━━━━━ Information shown ━━━━━

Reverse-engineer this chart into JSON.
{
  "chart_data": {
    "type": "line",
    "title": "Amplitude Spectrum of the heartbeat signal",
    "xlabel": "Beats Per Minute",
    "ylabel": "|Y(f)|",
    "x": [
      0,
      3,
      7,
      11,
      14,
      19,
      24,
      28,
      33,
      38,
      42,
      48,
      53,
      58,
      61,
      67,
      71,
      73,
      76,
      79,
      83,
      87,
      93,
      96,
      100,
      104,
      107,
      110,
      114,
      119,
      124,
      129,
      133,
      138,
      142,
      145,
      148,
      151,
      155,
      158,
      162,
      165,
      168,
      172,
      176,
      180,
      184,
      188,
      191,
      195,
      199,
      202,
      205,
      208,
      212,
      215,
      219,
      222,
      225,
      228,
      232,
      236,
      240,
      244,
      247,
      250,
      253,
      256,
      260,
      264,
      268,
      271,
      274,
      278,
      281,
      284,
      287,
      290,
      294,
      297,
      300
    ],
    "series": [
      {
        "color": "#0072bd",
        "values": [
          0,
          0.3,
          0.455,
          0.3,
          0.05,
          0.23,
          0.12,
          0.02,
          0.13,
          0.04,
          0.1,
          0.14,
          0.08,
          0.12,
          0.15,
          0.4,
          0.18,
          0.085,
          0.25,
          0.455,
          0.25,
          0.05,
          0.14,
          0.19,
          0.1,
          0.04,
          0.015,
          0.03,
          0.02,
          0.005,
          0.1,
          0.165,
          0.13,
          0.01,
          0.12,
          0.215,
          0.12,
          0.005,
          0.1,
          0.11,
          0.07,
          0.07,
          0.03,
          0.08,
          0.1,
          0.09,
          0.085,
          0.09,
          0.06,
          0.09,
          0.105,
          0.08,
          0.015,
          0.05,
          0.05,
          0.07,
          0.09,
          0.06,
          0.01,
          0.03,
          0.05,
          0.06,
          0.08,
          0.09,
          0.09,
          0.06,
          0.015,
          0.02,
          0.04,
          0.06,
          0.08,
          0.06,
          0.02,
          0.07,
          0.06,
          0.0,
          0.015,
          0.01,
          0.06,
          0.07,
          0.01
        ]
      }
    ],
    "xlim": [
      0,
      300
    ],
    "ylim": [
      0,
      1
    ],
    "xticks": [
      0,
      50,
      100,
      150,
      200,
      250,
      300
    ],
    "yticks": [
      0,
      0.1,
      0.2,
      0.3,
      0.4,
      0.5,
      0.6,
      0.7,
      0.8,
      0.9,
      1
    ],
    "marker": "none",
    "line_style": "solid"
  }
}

━━━━━

▶ [Directions for this task]: Repeat the entries above exactly, leaving nothing out.

▶ [The reply]:
Reverse-engineer this chart into JSON.
{
  "chart_data": {
    "type": "line",
    "title": "Amplitude Spectrum of the heartbeat signal",
    "xlabel": "Beats Per Minute",
    "ylabel": "|Y(f)|",
    "x": [
      0,
      3,
      7,
      11,
      14,
      19,
      24,
      28,
      33,
      38,
      42,
      48,
      53,
      58,
      61,
      67,
      71,
      73,
      76,
      79,
      83,
      87,
      93,
      96,
      100,
      104,
      107,
      110,
      114,
      119,
      124,
      129,
      133,
      138,
      142,
      145,
      148,
      151,
      155,
      158,
      162,
      165,
      168,
      172,
      176,
      180,
      184,
      188,
      191,
      195,
      199,
      202,
      205,
      208,
      212,
      215,
      219,
      222,
      225,
      228,
      232,
      236,
      240,
      244,
      247,
      250,
      253,
      256,
      260,
      264,
      268,
      271,
      274,
      278,
      281,
      284,
      287,
      290,
      294,
      297,
      300
    ],
    "series": [
      {
        "color": "#0072bd",
        "values": [
          0,
          0.3,
          0.455,
          0.3,
          0.05,
          0.23,
          0.12,
          0.02,
          0.13,
          0.04,
          0.1,
          0.14,
          0.08,
          0.12,
          0.15,
          0.4,
          0.18,
          0.085,
          0.25,
          0.455,
          0.25,
          0.05,
          0.14,
          0.19,
          0.1,
          0.04,
          0.015,
          0.03,
          0.02,
          0.005,
          0.1,
          0.165,
          0.13,
          0.01,
          0.12,
          0.215,
          0.12,
          0.005,
          0.1,
          0.11,
          0.07,
          0.07,
          0.03,
          0.08,
          0.1,
          0.09,
          0.085,
          0.09,
          0.06,
          0.09,
          0.105,
          0.08,
          0.015,
          0.05,
          0.05,
          0.07,
          0.09,
          0.06,
          0.01,
          0.03,
          0.05,
          0.06,
          0.08,
          0.09,
          0.09,
          0.06,
          0.015,
          0.02,
          0.04,
          0.06,
          0.08,
          0.06,
          0.02,
          0.07,
          0.06,
          0.0,
          0.015,
          0.01,
          0.06,
          0.07,
          0.01
        ]
      }
    ],
    "xlim": [
      0,
      300
    ],
    "ylim": [
      0,
      1
    ],
    "xticks": [
      0,
      50,
      100,
      150,
      200,
      250,
      300
    ],
    "yticks": [
      0,
      0.1,
      0.2,
      0.3,
      0.4,
      0.5,
      0.6,
      0.7,
      0.8,
      0.9,
      1
    ],
    "marker": "none",
    "line_style": "solid"
  }
}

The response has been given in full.